| Exercise |
Leave out the images and repeat the listing below without a single change.

| Items from a figure collection |
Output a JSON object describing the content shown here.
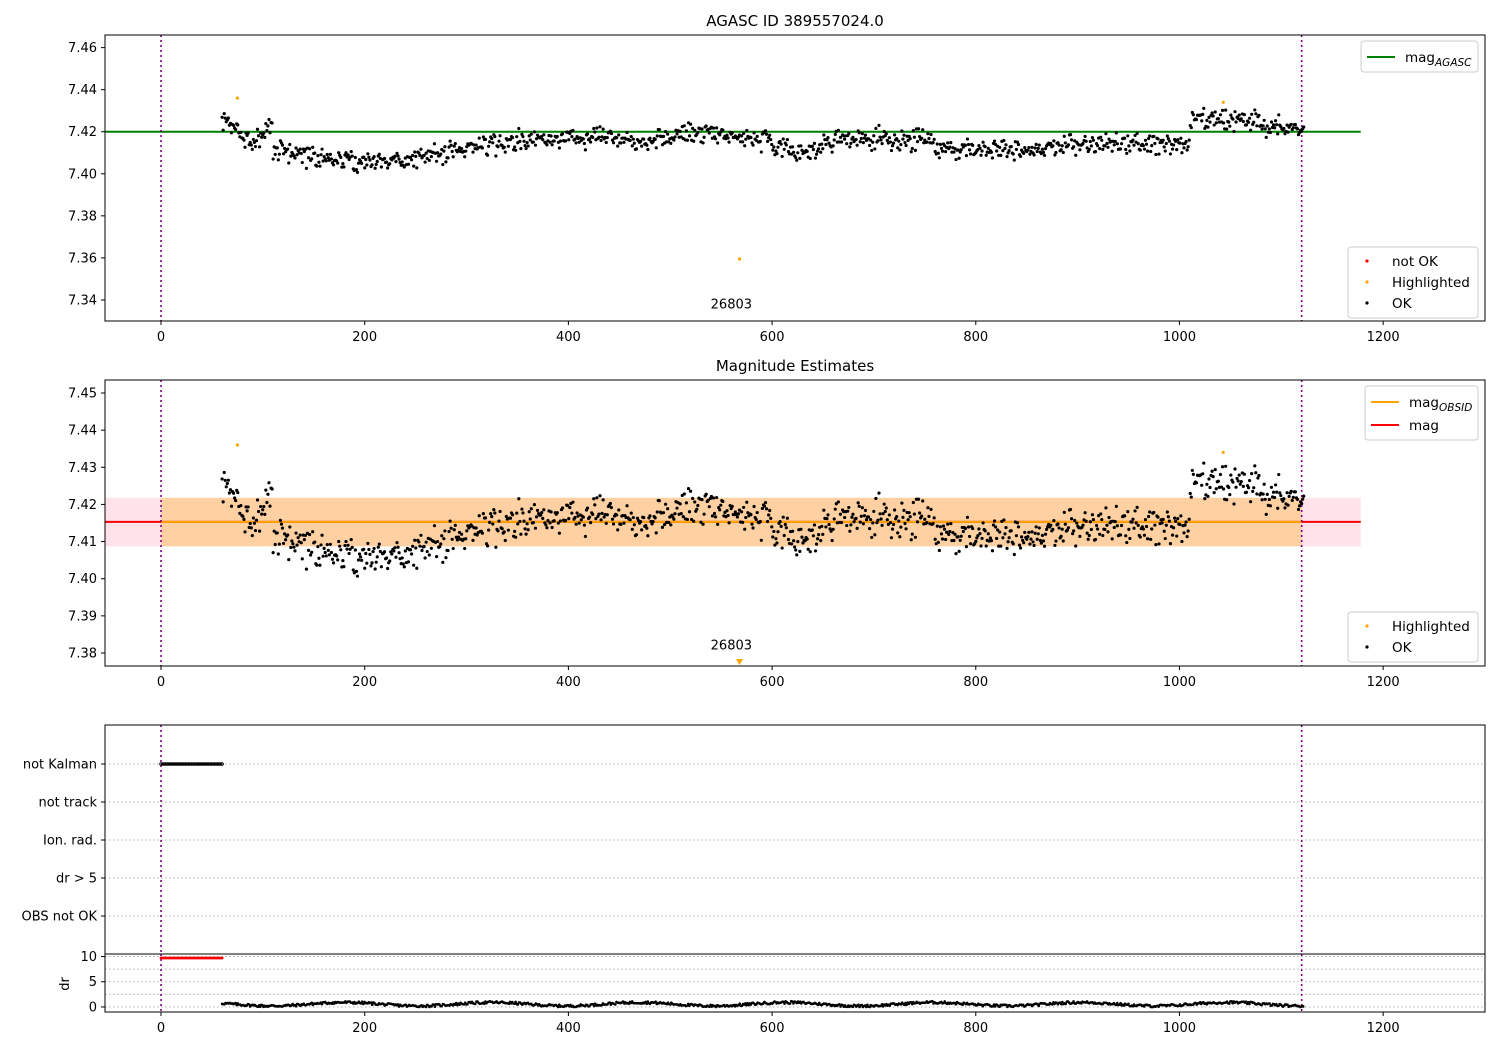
{
  "chart_data": [
    {
      "type": "scatter",
      "id": "p1",
      "title": "AGASC ID 389557024.0",
      "xlim": [
        -55,
        1300
      ],
      "ylim": [
        7.33,
        7.466
      ],
      "xticks": [
        0,
        200,
        400,
        600,
        800,
        1000,
        1200
      ],
      "xtick_labels": [
        "0",
        "200",
        "400",
        "600",
        "800",
        "1000",
        "1200"
      ],
      "yticks": [
        7.34,
        7.36,
        7.38,
        7.4,
        7.42,
        7.44,
        7.46
      ],
      "ytick_labels": [
        "7.34",
        "7.36",
        "7.38",
        "7.40",
        "7.42",
        "7.44",
        "7.46"
      ],
      "vlines": [
        0,
        1120
      ],
      "obs_label": {
        "text": "26803",
        "x": 560,
        "y": 7.3335
      },
      "hline": {
        "name": "mag_AGASC",
        "y": 7.42,
        "x_range": [
          -55,
          1178
        ],
        "color": "#008000"
      },
      "series": [
        {
          "name": "not OK",
          "color": "#ff0000",
          "x": [],
          "y": []
        },
        {
          "name": "Highlighted",
          "color": "#ffa500",
          "x": [
            75,
            568,
            1043
          ],
          "y": [
            7.436,
            7.3595,
            7.434
          ]
        },
        {
          "name": "OK",
          "color": "#000000",
          "model": "ok1",
          "x_range": [
            60,
            1122
          ],
          "n": 1040
        }
      ],
      "legend_lines": [
        {
          "label": "mag",
          "sub": "AGASC",
          "color": "#008000"
        }
      ],
      "legend_points": [
        {
          "label": "not OK",
          "color": "#ff0000"
        },
        {
          "label": "Highlighted",
          "color": "#ffa500"
        },
        {
          "label": "OK",
          "color": "#000000"
        }
      ]
    },
    {
      "type": "scatter",
      "id": "p2",
      "title": "Magnitude Estimates",
      "xlim": [
        -55,
        1300
      ],
      "ylim": [
        7.3765,
        7.4535
      ],
      "xticks": [
        0,
        200,
        400,
        600,
        800,
        1000,
        1200
      ],
      "xtick_labels": [
        "0",
        "200",
        "400",
        "600",
        "800",
        "1000",
        "1200"
      ],
      "yticks": [
        7.38,
        7.39,
        7.4,
        7.41,
        7.42,
        7.43,
        7.44,
        7.45
      ],
      "ytick_labels": [
        "7.38",
        "7.39",
        "7.40",
        "7.41",
        "7.42",
        "7.43",
        "7.44",
        "7.45"
      ],
      "vlines": [
        0,
        1120
      ],
      "obs_label": {
        "text": "26803",
        "x": 560,
        "y": 7.379
      },
      "bands": [
        {
          "name": "mag range",
          "y": [
            7.4087,
            7.4218
          ],
          "x_range": [
            -55,
            1178
          ],
          "color": "#ffc0cb",
          "opacity": 0.45
        },
        {
          "name": "mag_OBSID range",
          "y": [
            7.4087,
            7.4218
          ],
          "x_range": [
            0,
            1120
          ],
          "color": "#ffa500",
          "opacity": 0.3
        }
      ],
      "hlines": [
        {
          "name": "mag",
          "y": 7.4153,
          "x_range": [
            -55,
            1178
          ],
          "color": "#ff0000"
        },
        {
          "name": "mag_OBSID",
          "y": 7.4153,
          "x_range": [
            0,
            1120
          ],
          "color": "#ffa500"
        }
      ],
      "series": [
        {
          "name": "Highlighted",
          "color": "#ffa500",
          "x": [
            75,
            1043
          ],
          "y": [
            7.436,
            7.434
          ]
        },
        {
          "name": "OK",
          "color": "#000000",
          "model": "ok1",
          "x_range": [
            60,
            1122
          ],
          "n": 1040
        }
      ],
      "marker_below": {
        "x": 568,
        "color": "#ffa500"
      },
      "legend_lines": [
        {
          "label": "mag",
          "sub": "OBSID",
          "color": "#ffa500"
        },
        {
          "label": "mag",
          "sub": "",
          "color": "#ff0000"
        }
      ],
      "legend_points": [
        {
          "label": "Highlighted",
          "color": "#ffa500"
        },
        {
          "label": "OK",
          "color": "#000000"
        }
      ]
    },
    {
      "type": "scatter",
      "id": "p3",
      "title": "",
      "xlim": [
        -55,
        1300
      ],
      "categories": [
        "not Kalman",
        "not track",
        "Ion. rad.",
        "dr > 5",
        "OBS not OK"
      ],
      "vlines": [
        0,
        1120
      ],
      "flags": [
        {
          "category": "not Kalman",
          "x_range": [
            0,
            60
          ],
          "color": "#000000"
        }
      ]
    },
    {
      "type": "scatter",
      "id": "p4",
      "title": "",
      "ylabel": "dr",
      "xlim": [
        -55,
        1300
      ],
      "ylim": [
        -1,
        10.5
      ],
      "xticks": [
        0,
        200,
        400,
        600,
        800,
        1000,
        1200
      ],
      "xtick_labels": [
        "0",
        "200",
        "400",
        "600",
        "800",
        "1000",
        "1200"
      ],
      "yticks": [
        0,
        5,
        10
      ],
      "ytick_labels": [
        "0",
        "5",
        "10"
      ],
      "grid_y": [
        0,
        2.5,
        5,
        7.5,
        10
      ],
      "vlines": [
        0,
        1120
      ],
      "series": [
        {
          "name": "dr clipped",
          "color": "#ff0000",
          "x_range": [
            0,
            60
          ],
          "y": 9.7
        },
        {
          "name": "dr",
          "color": "#000000",
          "x_range": [
            60,
            1122
          ],
          "y_range": [
            0,
            1.3
          ]
        }
      ]
    }
  ]
}
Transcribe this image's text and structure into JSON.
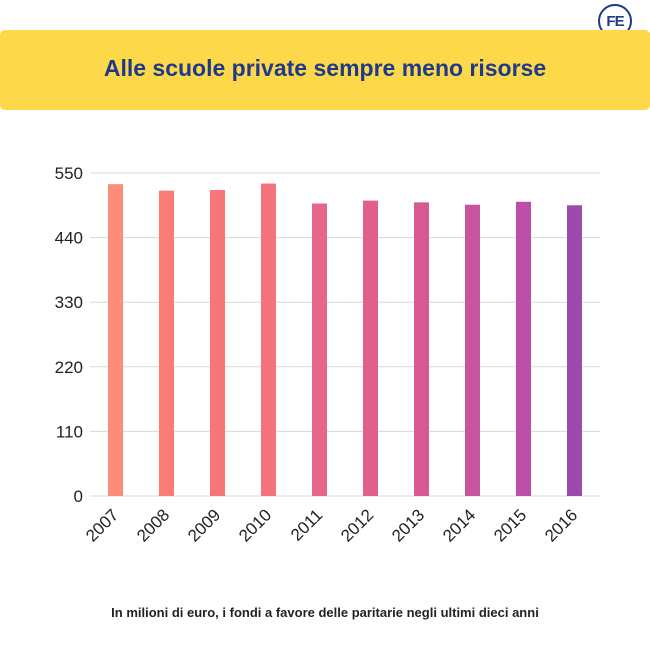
{
  "logo": {
    "text": "FE",
    "icon": "fe-logo-icon"
  },
  "banner": {
    "title": "Alle scuole private sempre meno risorse"
  },
  "caption": "In milioni di euro, i fondi a favore delle paritarie negli ultimi dieci anni",
  "chart_data": {
    "type": "bar",
    "title": "Alle scuole private sempre meno risorse",
    "categories": [
      "2007",
      "2008",
      "2009",
      "2010",
      "2011",
      "2012",
      "2013",
      "2014",
      "2015",
      "2016"
    ],
    "values": [
      531,
      520,
      521,
      532,
      498,
      503,
      500,
      496,
      501,
      495
    ],
    "ylim": [
      0,
      550
    ],
    "yticks": [
      "0",
      "110",
      "220",
      "330",
      "440",
      "550"
    ],
    "grid": true,
    "colors": [
      "#fc8d78",
      "#fb7c77",
      "#f87679",
      "#f5737c",
      "#e6678a",
      "#e1608e",
      "#d85a95",
      "#c9549f",
      "#bc4fa8",
      "#9c4aae"
    ]
  }
}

| Solution to this task |
Output a JSON object describing the content shown here.
{
  "chart_data": [
    {
      "type": "scatter",
      "id": "p1",
      "title": "AGASC ID 389557024.0",
      "xlim": [
        -55,
        1300
      ],
      "ylim": [
        7.33,
        7.466
      ],
      "xticks": [
        0,
        200,
        400,
        600,
        800,
        1000,
        1200
      ],
      "xtick_labels": [
        "0",
        "200",
        "400",
        "600",
        "800",
        "1000",
        "1200"
      ],
      "yticks": [
        7.34,
        7.36,
        7.38,
        7.4,
        7.42,
        7.44,
        7.46
      ],
      "ytick_labels": [
        "7.34",
        "7.36",
        "7.38",
        "7.40",
        "7.42",
        "7.44",
        "7.46"
      ],
      "vlines": [
        0,
        1120
      ],
      "obs_label": {
        "text": "26803",
        "x": 560,
        "y": 7.3335
      },
      "hline": {
        "name": "mag_AGASC",
        "y": 7.42,
        "x_range": [
          -55,
          1178
        ],
        "color": "#008000"
      },
      "series": [
        {
          "name": "not OK",
          "color": "#ff0000",
          "x": [],
          "y": []
        },
        {
          "name": "Highlighted",
          "color": "#ffa500",
          "x": [
            75,
            568,
            1043
          ],
          "y": [
            7.436,
            7.3595,
            7.434
          ]
        },
        {
          "name": "OK",
          "color": "#000000",
          "model": "ok1",
          "x_range": [
            60,
            1122
          ],
          "n": 1040
        }
      ],
      "legend_lines": [
        {
          "label": "mag",
          "sub": "AGASC",
          "color": "#008000"
        }
      ],
      "legend_points": [
        {
          "label": "not OK",
          "color": "#ff0000"
        },
        {
          "label": "Highlighted",
          "color": "#ffa500"
        },
        {
          "label": "OK",
          "color": "#000000"
        }
      ]
    },
    {
      "type": "scatter",
      "id": "p2",
      "title": "Magnitude Estimates",
      "xlim": [
        -55,
        1300
      ],
      "ylim": [
        7.3765,
        7.4535
      ],
      "xticks": [
        0,
        200,
        400,
        600,
        800,
        1000,
        1200
      ],
      "xtick_labels": [
        "0",
        "200",
        "400",
        "600",
        "800",
        "1000",
        "1200"
      ],
      "yticks": [
        7.38,
        7.39,
        7.4,
        7.41,
        7.42,
        7.43,
        7.44,
        7.45
      ],
      "ytick_labels": [
        "7.38",
        "7.39",
        "7.40",
        "7.41",
        "7.42",
        "7.43",
        "7.44",
        "7.45"
      ],
      "vlines": [
        0,
        1120
      ],
      "obs_label": {
        "text": "26803",
        "x": 560,
        "y": 7.379
      },
      "bands": [
        {
          "name": "mag range",
          "y": [
            7.4087,
            7.4218
          ],
          "x_range": [
            -55,
            1178
          ],
          "color": "#ffc0cb",
          "opacity": 0.45
        },
        {
          "name": "mag_OBSID range",
          "y": [
            7.4087,
            7.4218
          ],
          "x_range": [
            0,
            1120
          ],
          "color": "#ffa500",
          "opacity": 0.3
        }
      ],
      "hlines": [
        {
          "name": "mag",
          "y": 7.4153,
          "x_range": [
            -55,
            1178
          ],
          "color": "#ff0000"
        },
        {
          "name": "mag_OBSID",
          "y": 7.4153,
          "x_range": [
            0,
            1120
          ],
          "color": "#ffa500"
        }
      ],
      "series": [
        {
          "name": "Highlighted",
          "color": "#ffa500",
          "x": [
            75,
            1043
          ],
          "y": [
            7.436,
            7.434
          ]
        },
        {
          "name": "OK",
          "color": "#000000",
          "model": "ok1",
          "x_range": [
            60,
            1122
          ],
          "n": 1040
        }
      ],
      "marker_below": {
        "x": 568,
        "color": "#ffa500"
      },
      "legend_lines": [
        {
          "label": "mag",
          "sub": "OBSID",
          "color": "#ffa500"
        },
        {
          "label": "mag",
          "sub": "",
          "color": "#ff0000"
        }
      ],
      "legend_points": [
        {
          "label": "Highlighted",
          "color": "#ffa500"
        },
        {
          "label": "OK",
          "color": "#000000"
        }
      ]
    },
    {
      "type": "scatter",
      "id": "p3",
      "title": "",
      "xlim": [
        -55,
        1300
      ],
      "categories": [
        "not Kalman",
        "not track",
        "Ion. rad.",
        "dr > 5",
        "OBS not OK"
      ],
      "vlines": [
        0,
        1120
      ],
      "flags": [
        {
          "category": "not Kalman",
          "x_range": [
            0,
            60
          ],
          "color": "#000000"
        }
      ]
    },
    {
      "type": "scatter",
      "id": "p4",
      "title": "",
      "ylabel": "dr",
      "xlim": [
        -55,
        1300
      ],
      "ylim": [
        -1,
        10.5
      ],
      "xticks": [
        0,
        200,
        400,
        600,
        800,
        1000,
        1200
      ],
      "xtick_labels": [
        "0",
        "200",
        "400",
        "600",
        "800",
        "1000",
        "1200"
      ],
      "yticks": [
        0,
        5,
        10
      ],
      "ytick_labels": [
        "0",
        "5",
        "10"
      ],
      "grid_y": [
        0,
        2.5,
        5,
        7.5,
        10
      ],
      "vlines": [
        0,
        1120
      ],
      "series": [
        {
          "name": "dr clipped",
          "color": "#ff0000",
          "x_range": [
            0,
            60
          ],
          "y": 9.7
        },
        {
          "name": "dr",
          "color": "#000000",
          "x_range": [
            60,
            1122
          ],
          "y_range": [
            0,
            1.3
          ]
        }
      ]
    }
  ]
}
Transcribe this image's text and structure into JSON.
{
  "logo": {
    "text": "FE",
    "icon": "fe-logo-icon"
  },
  "banner": {
    "title": "Alle scuole private sempre meno risorse"
  },
  "caption": "In milioni di euro, i fondi a favore delle paritarie negli ultimi dieci anni",
  "chart_data": {
    "type": "bar",
    "title": "Alle scuole private sempre meno risorse",
    "categories": [
      "2007",
      "2008",
      "2009",
      "2010",
      "2011",
      "2012",
      "2013",
      "2014",
      "2015",
      "2016"
    ],
    "values": [
      531,
      520,
      521,
      532,
      498,
      503,
      500,
      496,
      501,
      495
    ],
    "ylim": [
      0,
      550
    ],
    "yticks": [
      "0",
      "110",
      "220",
      "330",
      "440",
      "550"
    ],
    "grid": true,
    "colors": [
      "#fc8d78",
      "#fb7c77",
      "#f87679",
      "#f5737c",
      "#e6678a",
      "#e1608e",
      "#d85a95",
      "#c9549f",
      "#bc4fa8",
      "#9c4aae"
    ]
  }
}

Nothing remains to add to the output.